Le pôle métropolitain est l’une des nouveautés introduites par la réforme des collectivités territoriales adoptée par l’Assemblée nationale le 17 novembre dernier. Les perspectives qu’il donne à la région lyonnaise et les limites du dispositif étaient discutées entre élus et spécialistes lors de la conférence « Réforme territoriale et développement soutenable des territoires : l’enjeu de la métropole lyonnaise », lundi 13 décembre à Sciences Po Lyon.
Le pôle métropolitain est un syndicat mixte, fondé sur le libre consentement des parties. D’au moins 450 000 habitants, il rassemble plusieurs intercommunalités actuelles, sans obligation de continuité spatiale. Le plus gros élément de l’ensemble doit atteindre le cap des 200 000 habitants. Lyon et Saint-Etienne pourront ainsi s’associer pour créer un pôle incluant le pays viennois, le Nord de l’Isère, l’Est lyonnais et Villefranche, voire Bourg-en-Bresse et Roanne. Les territoires interstitiels seraient écartés pour privilégier la mise en réseau de zones complémentaires. L’éducation, le développement économique, les transports ou encore l’innovation sont autant de secteurs concernés par ce pôle métropolitain. Un outil qui permettra peut-être à Lyon de se hisser parmi les métropoles les plus importantes d’Europe.
Mais l’arrivée de ce pôle métropolitain pose tout autant de questions qu’il ne résout de problèmes.
La première question, c’est celle de l’efficacité réelle de cette nouvelle entité. Daniel Navrot, directeur de la rédaction de la revue Prospective Rhône-Alpes Méditerranée, qualifie le pôle métropolitain de « pis-aller ». En effet, ses compétences sont limitées par rapport à la métropole, autre dispositif mis en place par la réforme, qui elle demande une continuité territoriale. L’esprit de départ de la réforme était de permettre l’émergence d’institutions métropolitaines de dimension européenne. Mais « il s’est perdu en chemin » pendant les deux ans de réflexion qui ont eu lieu avant l’adoption de la loi, selon Navrot. Au final pour ce dernier, si le pôle métropolitain a le mérite de « favoriser l’émergence d’un volontarisme politique », il n’est pas porté par un cadre juridique suffisamment pertinent pour correspondre au projet. Le texte permet en outre l’association de plusieurs intercommunalités, un canevas potentiellement très étendu, qui fait dire à Navrot que le pôle métropolitain est « une auberge espagnole ». D’ailleurs, Jacky Darne, deuxième vice-président (PS) du Grand Lyon, ne dit pas autre chose lorsqu’il déclare : « on travaillera avec ceux qui veulent bien travailler avec nous ».
La deuxième question que pose le pôle métropolitain est celle de sa place parmi les autres institutions. Les intervenants soulignent tous cette difficulté face à un projet qui risque de rajouter une couche au « millefeuille administratif » déjà existant. Les batailles de compétences qui s’ensuivront risquent de brouiller les repères des citoyens qui ont déjà du mal à connaître leurs représentants. Comme le souligne Jacques Frécenon, vice-président (DVG) de Saint-Etienne Métropole, à propos de la nouvelle réforme: « Les conseillers territoriaux n’intéressent que ceux qui sont concernés. Les autres s’en moquent. Plus nos institutions sont complexes, plus c’est difficile pour les citoyens. Les gens veulent qu’on leur simplifie la vie. » Le succès du pôle métropolitain se jugera donc à sa capacité à faire converger les initiatives des différentes collectivités. La carte de bus OùRA, exemple d’un dispositif issu de la coopération de plusieurs institutions, connaît un vif succès auprès des Rhônalpins. Plus largement, tous les intervenants s’accordent à dire que les projets de regroupement quels qu’ils soient devront, à l’avenir, s’attacher à rendre les institutions lisibles par les citoyens.

#####

▶ **Exercices**:
a: Selon le texte sur le pôle métropolitain, combien d'habitants ce regroupement doit-il compter au minimum ?
b: Résumez en deux phrases le texte sur le pôle métropolitain lyonnais.
c: Prolongez le texte sur le pôle métropolitain de la région lyonnaise à partir de sa dernière phrase.
Aucun exercice ne demande de recourir aux lignes.

#####

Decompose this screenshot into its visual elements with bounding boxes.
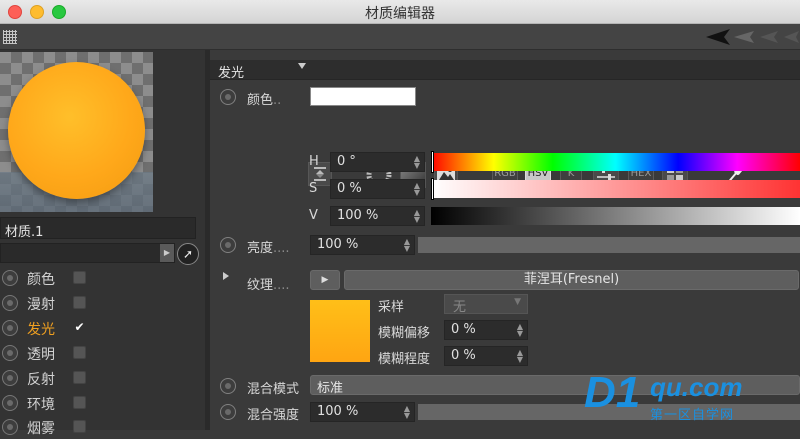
channel-label: 烟雾 (27, 421, 55, 437)
mix-mode-label: 混合模式 (247, 382, 300, 397)
hue-slider-handle[interactable] (431, 151, 434, 173)
h-input[interactable]: 0 ° ▲ ▼ (330, 152, 425, 172)
texture-menu-button[interactable]: ▶ (310, 270, 340, 290)
channel-transparency[interactable]: 透明 (0, 341, 205, 365)
section-title: 发光 (218, 66, 245, 81)
s-label: S (309, 181, 318, 196)
left-panel: 材质.1 ▶ ➚ 颜色 漫射 发光 ✔ 透明 反射 环境 烟雾 (0, 50, 205, 437)
saturation-slider[interactable] (431, 180, 800, 198)
color-swatch[interactable] (310, 87, 416, 106)
mix-strength-keyframe-radio[interactable] (220, 404, 236, 420)
color-label: 颜色.. (247, 93, 282, 108)
brightness-input[interactable]: 100 % ▲ ▼ (310, 235, 415, 255)
channel-label: 环境 (27, 397, 55, 413)
channel-reflectance[interactable]: 反射 (0, 366, 205, 390)
channel-fog[interactable]: 烟雾 (0, 415, 205, 439)
channel-label: 发光 (27, 322, 55, 338)
brightness-label: 亮度.... (247, 241, 290, 256)
dropdown-arrow-icon[interactable]: ▶ (160, 244, 174, 262)
material-name-field[interactable]: 材质.1 (0, 217, 196, 240)
nav-arrows-icon[interactable] (704, 28, 800, 46)
channel-checkbox[interactable] (73, 396, 86, 409)
mix-strength-label: 混合强度 (247, 408, 300, 423)
window-title: 材质编辑器 (365, 6, 435, 22)
color-keyframe-radio[interactable] (220, 89, 236, 105)
window-titlebar: 材质编辑器 (0, 0, 800, 24)
v-input[interactable]: 100 % ▲ ▼ (330, 206, 425, 226)
mix-mode-keyframe-radio[interactable] (220, 378, 236, 394)
v-label: V (309, 208, 318, 223)
h-label: H (309, 154, 319, 169)
mix-strength-input[interactable]: 100 % ▲ ▼ (310, 402, 415, 422)
attribute-panel: 发光 颜色.. RGB HSV K HEX H 0 ° ▲ ▼ S 0 % ▲ ▼ V … (210, 50, 800, 430)
sampling-label: 采样 (378, 300, 405, 315)
collapse-triangle-icon[interactable] (298, 63, 306, 69)
channel-radio[interactable] (2, 370, 18, 386)
channel-environment[interactable]: 环境 (0, 391, 205, 415)
channel-radio[interactable] (2, 345, 18, 361)
blur-offset-label: 模糊偏移 (378, 326, 431, 341)
saturation-slider-handle[interactable] (431, 178, 434, 200)
channel-radio[interactable] (2, 419, 18, 435)
channel-radio[interactable] (2, 395, 18, 411)
sampling-dropdown[interactable]: 无 ▼ (444, 294, 528, 315)
channel-checkbox[interactable] (73, 346, 86, 359)
material-preview[interactable] (0, 52, 153, 212)
brightness-slider[interactable] (418, 237, 800, 253)
toolbar (0, 24, 800, 50)
channel-checkbox[interactable] (73, 296, 86, 309)
texture-preview-swatch[interactable] (310, 300, 370, 362)
watermark-brand-sub: qu.com (650, 372, 743, 402)
brightness-keyframe-radio[interactable] (220, 237, 236, 253)
channel-checkbox[interactable] (73, 271, 86, 284)
watermark-logo: D1 qu.com 第一区自学网 (584, 368, 798, 428)
channel-color[interactable]: 颜色 (0, 266, 205, 290)
blur-offset-input[interactable]: 0 % ▲ ▼ (444, 320, 528, 340)
channel-label: 透明 (27, 347, 55, 363)
channel-checkbox[interactable] (73, 371, 86, 384)
channel-radio[interactable] (2, 320, 18, 336)
expand-triangle-icon[interactable] (223, 272, 229, 280)
hue-slider[interactable] (431, 153, 800, 171)
pointer-icon[interactable]: ➚ (177, 243, 199, 265)
channel-checkbox[interactable] (73, 420, 86, 433)
channel-checkbox-checked[interactable]: ✔ (73, 321, 86, 334)
grip-icon[interactable] (3, 30, 17, 44)
blur-scale-label: 模糊程度 (378, 352, 431, 367)
material-dropdown[interactable]: ▶ (0, 243, 175, 263)
shader-button[interactable]: 菲涅耳(Fresnel) (344, 270, 799, 290)
s-input[interactable]: 0 % ▲ ▼ (330, 179, 425, 199)
watermark-tagline: 第一区自学网 (650, 408, 735, 423)
channel-radio[interactable] (2, 270, 18, 286)
channel-luminance[interactable]: 发光 ✔ (0, 316, 205, 340)
texture-label: 纹理.... (247, 278, 290, 293)
channel-label: 漫射 (27, 297, 55, 313)
channel-diffusion[interactable]: 漫射 (0, 291, 205, 315)
watermark-brand-main: D1 (584, 368, 641, 417)
blur-scale-input[interactable]: 0 % ▲ ▼ (444, 346, 528, 366)
preview-sphere (8, 62, 145, 199)
value-slider[interactable] (431, 207, 800, 225)
channel-label: 颜色 (27, 272, 55, 288)
channel-radio[interactable] (2, 295, 18, 311)
channel-label: 反射 (27, 372, 55, 388)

#####

▶ **Corrigés**:
a: Au moins 450 000 habitants.

b: Introduit par la réforme des collectivités territoriales, le pôle métropolitain est un syndicat mixte d'au moins 450 000 habitants qui réunit librement plusieurs intercommunalités, ce qui permettra par exemple à Lyon et Saint-Etienne de s'associer. Lors d'une conférence à Sciences Po Lyon, les intervenants se sont toutefois interrogés sur son efficacité réelle, ses compétences étant limitées, et sur sa place parmi les autres institutions, qu'il risque de rendre encore moins lisibles pour les citoyens.

c:
La bataille pour l’attribution des compétences, elle, ne fait que commencer. Pierre Berat, conseiller régional (UMP), se dit partisan d’une « métropole-région » qui favoriserait selon lui notamment une connexion entre la technopole lyonnaise et la technopole grenobloise. Signe que le pôle métropolitain attise les convoitises, Berat confie que Jean-Jack Queyranne, président (PS) de la région Rhône-Alpes, a d’ores et déjà demandé à être présent dans le comité syndical du futur pôle. La loi précise explicitement que le pôle métropolitain n’inclut pas la région, la demande a donc été rejetée.
Alain Cottalorda, maire (PS) de Bourgoin-Jallieu, rappelle que les dispositions conçues par la réforme territoriale mettent en avant les réseaux d’intercommunalités. Même s’il reconnaît que dans certains domaines, comme dans les transports, des partenariats devront se créer avec la région. En effet, la région et le pôle ne pourront agir chacun de leur côté et selon Daniel Navrot, la création d’une institution de dialogue entre les deux sera nécessaire. En d’autres termes, on rajoute une couche au millefeuille…
L’échelon départemental est quant à lui dépassé par le pôle métropolitain. Celui qui s’annonce entre Lyon et Saint-Etienne s’étendra sur au moins quatre départements, peut-être même six. On peut donc se demander quel sera le rôle des départements dans la construction du pôle. Sur le papier, rien n’est prévu. Mais dans la pratique là encore, les deux niveaux de décision vont forcément être appelés à collaborer. Les conseillers généraux élus aux cantonales de mars prochain sont prévenus…
Baptiste Becquart et Léa Danilewsky
Alors, bonne ou mauvaise réforme ?
Bonne à droite, mauvaise à gauche et …ni bonne ni mauvaise pour le centre. Sans surprise, l’orientation politique du commentateur induit son opinion sur la réforme des collectivités territoriales.
Manichéens. C’est ainsi que l’on pourrait définir les commentaires des conseillers généraux du Rhône quand on leur demande leur avis sur la réforme des collectivités territoriales. Alors qu’à gauche, on ne pense que du mal de la réforme, à droite, on souligne les avancées qu’elle va engendrer.
Dominique Bolliet, conseiller général PS du troisième canton de Lyon et maire du 4ème arrondissement, parle de « régression formidable » quand Christophe Guilloteau, conseiller général UMP du canton de Saint-Genis-Laval et député de la 10ème circonscription du Rhône, rappelle la nécessité de cette réforme.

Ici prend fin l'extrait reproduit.